(Records contained in a dataset)
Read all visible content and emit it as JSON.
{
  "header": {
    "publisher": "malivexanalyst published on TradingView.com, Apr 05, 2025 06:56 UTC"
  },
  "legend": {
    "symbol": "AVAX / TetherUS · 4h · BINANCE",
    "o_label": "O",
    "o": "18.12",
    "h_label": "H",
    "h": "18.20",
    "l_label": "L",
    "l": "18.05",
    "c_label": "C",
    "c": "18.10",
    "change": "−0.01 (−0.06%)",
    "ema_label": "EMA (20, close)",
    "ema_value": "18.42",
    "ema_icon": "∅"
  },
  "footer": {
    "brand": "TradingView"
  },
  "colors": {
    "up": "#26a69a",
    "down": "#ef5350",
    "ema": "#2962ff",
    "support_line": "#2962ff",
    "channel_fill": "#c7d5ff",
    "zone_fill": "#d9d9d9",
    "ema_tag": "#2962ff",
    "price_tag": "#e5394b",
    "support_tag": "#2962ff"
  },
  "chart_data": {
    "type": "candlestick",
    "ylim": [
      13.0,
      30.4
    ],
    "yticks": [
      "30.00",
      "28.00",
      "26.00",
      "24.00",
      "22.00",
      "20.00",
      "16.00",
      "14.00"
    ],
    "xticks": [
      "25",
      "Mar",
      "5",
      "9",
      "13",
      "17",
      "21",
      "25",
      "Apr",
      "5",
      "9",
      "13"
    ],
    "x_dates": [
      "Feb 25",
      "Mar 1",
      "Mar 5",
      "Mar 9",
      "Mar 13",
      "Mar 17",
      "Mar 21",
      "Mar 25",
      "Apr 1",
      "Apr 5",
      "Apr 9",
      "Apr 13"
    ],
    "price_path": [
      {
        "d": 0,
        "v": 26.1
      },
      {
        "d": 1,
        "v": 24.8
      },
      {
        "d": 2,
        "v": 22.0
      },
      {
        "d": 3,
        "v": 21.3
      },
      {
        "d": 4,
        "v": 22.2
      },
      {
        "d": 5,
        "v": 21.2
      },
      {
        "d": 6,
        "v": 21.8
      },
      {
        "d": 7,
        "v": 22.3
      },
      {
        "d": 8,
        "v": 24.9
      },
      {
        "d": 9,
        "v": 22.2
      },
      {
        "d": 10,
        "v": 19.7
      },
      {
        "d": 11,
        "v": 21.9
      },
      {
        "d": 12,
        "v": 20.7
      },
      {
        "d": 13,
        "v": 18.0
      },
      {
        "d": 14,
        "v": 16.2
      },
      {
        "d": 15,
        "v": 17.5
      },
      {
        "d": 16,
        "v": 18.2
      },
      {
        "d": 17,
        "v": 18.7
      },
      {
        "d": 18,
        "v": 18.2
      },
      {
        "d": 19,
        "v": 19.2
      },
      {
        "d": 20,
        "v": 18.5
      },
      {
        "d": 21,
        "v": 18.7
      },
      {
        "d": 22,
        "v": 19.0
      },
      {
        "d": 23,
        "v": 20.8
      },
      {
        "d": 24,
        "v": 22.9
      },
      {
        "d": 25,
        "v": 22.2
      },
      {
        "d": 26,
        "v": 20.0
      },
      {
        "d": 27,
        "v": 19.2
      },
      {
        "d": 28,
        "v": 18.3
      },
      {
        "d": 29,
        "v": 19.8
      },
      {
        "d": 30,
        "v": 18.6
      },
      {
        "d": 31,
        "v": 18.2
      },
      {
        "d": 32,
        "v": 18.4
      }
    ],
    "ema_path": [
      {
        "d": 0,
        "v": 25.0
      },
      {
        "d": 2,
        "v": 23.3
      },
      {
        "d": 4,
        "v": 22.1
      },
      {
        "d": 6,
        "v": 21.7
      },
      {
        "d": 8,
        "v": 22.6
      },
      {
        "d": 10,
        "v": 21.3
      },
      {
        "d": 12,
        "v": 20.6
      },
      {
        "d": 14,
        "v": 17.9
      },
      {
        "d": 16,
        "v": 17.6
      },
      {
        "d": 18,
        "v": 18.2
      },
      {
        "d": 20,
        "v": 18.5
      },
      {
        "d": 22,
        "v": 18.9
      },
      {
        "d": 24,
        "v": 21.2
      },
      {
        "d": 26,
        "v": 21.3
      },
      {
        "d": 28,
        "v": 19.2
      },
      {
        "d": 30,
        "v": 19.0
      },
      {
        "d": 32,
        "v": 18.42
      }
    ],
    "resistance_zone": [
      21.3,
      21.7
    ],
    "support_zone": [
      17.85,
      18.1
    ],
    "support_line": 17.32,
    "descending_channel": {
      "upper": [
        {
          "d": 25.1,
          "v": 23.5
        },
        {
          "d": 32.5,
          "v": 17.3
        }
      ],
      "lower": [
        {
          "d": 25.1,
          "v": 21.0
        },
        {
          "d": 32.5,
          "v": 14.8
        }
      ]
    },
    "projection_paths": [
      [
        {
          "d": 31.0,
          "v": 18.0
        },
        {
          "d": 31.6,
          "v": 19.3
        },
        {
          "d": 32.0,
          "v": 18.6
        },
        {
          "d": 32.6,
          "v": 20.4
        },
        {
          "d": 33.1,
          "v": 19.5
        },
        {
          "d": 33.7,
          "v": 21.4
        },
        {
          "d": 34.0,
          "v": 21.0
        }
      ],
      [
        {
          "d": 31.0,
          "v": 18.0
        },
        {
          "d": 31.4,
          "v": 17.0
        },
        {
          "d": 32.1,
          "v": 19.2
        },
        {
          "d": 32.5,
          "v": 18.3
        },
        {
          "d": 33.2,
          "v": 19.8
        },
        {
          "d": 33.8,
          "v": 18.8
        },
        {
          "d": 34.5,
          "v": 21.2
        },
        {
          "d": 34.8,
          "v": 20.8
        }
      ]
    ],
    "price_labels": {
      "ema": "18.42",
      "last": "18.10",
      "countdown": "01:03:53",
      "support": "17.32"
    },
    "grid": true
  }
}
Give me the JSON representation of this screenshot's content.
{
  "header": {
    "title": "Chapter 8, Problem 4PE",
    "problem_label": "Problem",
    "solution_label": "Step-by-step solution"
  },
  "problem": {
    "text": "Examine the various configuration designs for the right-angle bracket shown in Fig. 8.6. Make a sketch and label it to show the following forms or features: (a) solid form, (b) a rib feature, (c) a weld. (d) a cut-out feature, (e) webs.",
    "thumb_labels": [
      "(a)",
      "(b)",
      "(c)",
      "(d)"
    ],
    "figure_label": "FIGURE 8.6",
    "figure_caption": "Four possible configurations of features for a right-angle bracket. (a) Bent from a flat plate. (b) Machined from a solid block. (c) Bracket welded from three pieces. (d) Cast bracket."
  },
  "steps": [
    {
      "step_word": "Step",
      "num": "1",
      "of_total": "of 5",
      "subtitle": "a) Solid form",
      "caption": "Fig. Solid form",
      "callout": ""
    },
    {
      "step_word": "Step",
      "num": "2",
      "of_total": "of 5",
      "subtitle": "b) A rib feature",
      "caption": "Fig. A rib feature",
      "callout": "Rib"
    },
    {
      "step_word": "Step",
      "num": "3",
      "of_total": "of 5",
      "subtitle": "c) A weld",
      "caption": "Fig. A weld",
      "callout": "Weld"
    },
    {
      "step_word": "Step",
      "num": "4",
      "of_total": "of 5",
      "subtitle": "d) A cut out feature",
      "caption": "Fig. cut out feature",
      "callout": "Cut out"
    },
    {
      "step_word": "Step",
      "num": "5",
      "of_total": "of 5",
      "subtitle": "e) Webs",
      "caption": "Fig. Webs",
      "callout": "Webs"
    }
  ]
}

TASK BRIEF: Reproduce every line of the data verbatim.

OUTPUT OF THE TASK:
Read all visible content and emit it as JSON.
{
  "header": {
    "publisher": "malivexanalyst published on TradingView.com, Apr 05, 2025 06:56 UTC"
  },
  "legend": {
    "symbol": "AVAX / TetherUS · 4h · BINANCE",
    "o_label": "O",
    "o": "18.12",
    "h_label": "H",
    "h": "18.20",
    "l_label": "L",
    "l": "18.05",
    "c_label": "C",
    "c": "18.10",
    "change": "−0.01 (−0.06%)",
    "ema_label": "EMA (20, close)",
    "ema_value": "18.42",
    "ema_icon": "∅"
  },
  "footer": {
    "brand": "TradingView"
  },
  "colors": {
    "up": "#26a69a",
    "down": "#ef5350",
    "ema": "#2962ff",
    "support_line": "#2962ff",
    "channel_fill": "#c7d5ff",
    "zone_fill": "#d9d9d9",
    "ema_tag": "#2962ff",
    "price_tag": "#e5394b",
    "support_tag": "#2962ff"
  },
  "chart_data": {
    "type": "candlestick",
    "ylim": [
      13.0,
      30.4
    ],
    "yticks": [
      "30.00",
      "28.00",
      "26.00",
      "24.00",
      "22.00",
      "20.00",
      "16.00",
      "14.00"
    ],
    "xticks": [
      "25",
      "Mar",
      "5",
      "9",
      "13",
      "17",
      "21",
      "25",
      "Apr",
      "5",
      "9",
      "13"
    ],
    "x_dates": [
      "Feb 25",
      "Mar 1",
      "Mar 5",
      "Mar 9",
      "Mar 13",
      "Mar 17",
      "Mar 21",
      "Mar 25",
      "Apr 1",
      "Apr 5",
      "Apr 9",
      "Apr 13"
    ],
    "price_path": [
      {
        "d": 0,
        "v": 26.1
      },
      {
        "d": 1,
        "v": 24.8
      },
      {
        "d": 2,
        "v": 22.0
      },
      {
        "d": 3,
        "v": 21.3
      },
      {
        "d": 4,
        "v": 22.2
      },
      {
        "d": 5,
        "v": 21.2
      },
      {
        "d": 6,
        "v": 21.8
      },
      {
        "d": 7,
        "v": 22.3
      },
      {
        "d": 8,
        "v": 24.9
      },
      {
        "d": 9,
        "v": 22.2
      },
      {
        "d": 10,
        "v": 19.7
      },
      {
        "d": 11,
        "v": 21.9
      },
      {
        "d": 12,
        "v": 20.7
      },
      {
        "d": 13,
        "v": 18.0
      },
      {
        "d": 14,
        "v": 16.2
      },
      {
        "d": 15,
        "v": 17.5
      },
      {
        "d": 16,
        "v": 18.2
      },
      {
        "d": 17,
        "v": 18.7
      },
      {
        "d": 18,
        "v": 18.2
      },
      {
        "d": 19,
        "v": 19.2
      },
      {
        "d": 20,
        "v": 18.5
      },
      {
        "d": 21,
        "v": 18.7
      },
      {
        "d": 22,
        "v": 19.0
      },
      {
        "d": 23,
        "v": 20.8
      },
      {
        "d": 24,
        "v": 22.9
      },
      {
        "d": 25,
        "v": 22.2
      },
      {
        "d": 26,
        "v": 20.0
      },
      {
        "d": 27,
        "v": 19.2
      },
      {
        "d": 28,
        "v": 18.3
      },
      {
        "d": 29,
        "v": 19.8
      },
      {
        "d": 30,
        "v": 18.6
      },
      {
        "d": 31,
        "v": 18.2
      },
      {
        "d": 32,
        "v": 18.4
      }
    ],
    "ema_path": [
      {
        "d": 0,
        "v": 25.0
      },
      {
        "d": 2,
        "v": 23.3
      },
      {
        "d": 4,
        "v": 22.1
      },
      {
        "d": 6,
        "v": 21.7
      },
      {
        "d": 8,
        "v": 22.6
      },
      {
        "d": 10,
        "v": 21.3
      },
      {
        "d": 12,
        "v": 20.6
      },
      {
        "d": 14,
        "v": 17.9
      },
      {
        "d": 16,
        "v": 17.6
      },
      {
        "d": 18,
        "v": 18.2
      },
      {
        "d": 20,
        "v": 18.5
      },
      {
        "d": 22,
        "v": 18.9
      },
      {
        "d": 24,
        "v": 21.2
      },
      {
        "d": 26,
        "v": 21.3
      },
      {
        "d": 28,
        "v": 19.2
      },
      {
        "d": 30,
        "v": 19.0
      },
      {
        "d": 32,
        "v": 18.42
      }
    ],
    "resistance_zone": [
      21.3,
      21.7
    ],
    "support_zone": [
      17.85,
      18.1
    ],
    "support_line": 17.32,
    "descending_channel": {
      "upper": [
        {
          "d": 25.1,
          "v": 23.5
        },
        {
          "d": 32.5,
          "v": 17.3
        }
      ],
      "lower": [
        {
          "d": 25.1,
          "v": 21.0
        },
        {
          "d": 32.5,
          "v": 14.8
        }
      ]
    },
    "projection_paths": [
      [
        {
          "d": 31.0,
          "v": 18.0
        },
        {
          "d": 31.6,
          "v": 19.3
        },
        {
          "d": 32.0,
          "v": 18.6
        },
        {
          "d": 32.6,
          "v": 20.4
        },
        {
          "d": 33.1,
          "v": 19.5
        },
        {
          "d": 33.7,
          "v": 21.4
        },
        {
          "d": 34.0,
          "v": 21.0
        }
      ],
      [
        {
          "d": 31.0,
          "v": 18.0
        },
        {
          "d": 31.4,
          "v": 17.0
        },
        {
          "d": 32.1,
          "v": 19.2
        },
        {
          "d": 32.5,
          "v": 18.3
        },
        {
          "d": 33.2,
          "v": 19.8
        },
        {
          "d": 33.8,
          "v": 18.8
        },
        {
          "d": 34.5,
          "v": 21.2
        },
        {
          "d": 34.8,
          "v": 20.8
        }
      ]
    ],
    "price_labels": {
      "ema": "18.42",
      "last": "18.10",
      "countdown": "01:03:53",
      "support": "17.32"
    },
    "grid": true
  }
}
Give me the JSON representation of this screenshot's content.
{
  "header": {
    "title": "Chapter 8, Problem 4PE",
    "problem_label": "Problem",
    "solution_label": "Step-by-step solution"
  },
  "problem": {
    "text": "Examine the various configuration designs for the right-angle bracket shown in Fig. 8.6. Make a sketch and label it to show the following forms or features: (a) solid form, (b) a rib feature, (c) a weld. (d) a cut-out feature, (e) webs.",
    "thumb_labels": [
      "(a)",
      "(b)",
      "(c)",
      "(d)"
    ],
    "figure_label": "FIGURE 8.6",
    "figure_caption": "Four possible configurations of features for a right-angle bracket. (a) Bent from a flat plate. (b) Machined from a solid block. (c) Bracket welded from three pieces. (d) Cast bracket."
  },
  "steps": [
    {
      "step_word": "Step",
      "num": "1",
      "of_total": "of 5",
      "subtitle": "a) Solid form",
      "caption": "Fig. Solid form",
      "callout": ""
    },
    {
      "step_word": "Step",
      "num": "2",
      "of_total": "of 5",
      "subtitle": "b) A rib feature",
      "caption": "Fig. A rib feature",
      "callout": "Rib"
    },
    {
      "step_word": "Step",
      "num": "3",
      "of_total": "of 5",
      "subtitle": "c) A weld",
      "caption": "Fig. A weld",
      "callout": "Weld"
    },
    {
      "step_word": "Step",
      "num": "4",
      "of_total": "of 5",
      "subtitle": "d) A cut out feature",
      "caption": "Fig. cut out feature",
      "callout": "Cut out"
    },
    {
      "step_word": "Step",
      "num": "5",
      "of_total": "of 5",
      "subtitle": "e) Webs",
      "caption": "Fig. Webs",
      "callout": "Webs"
    }
  ]
}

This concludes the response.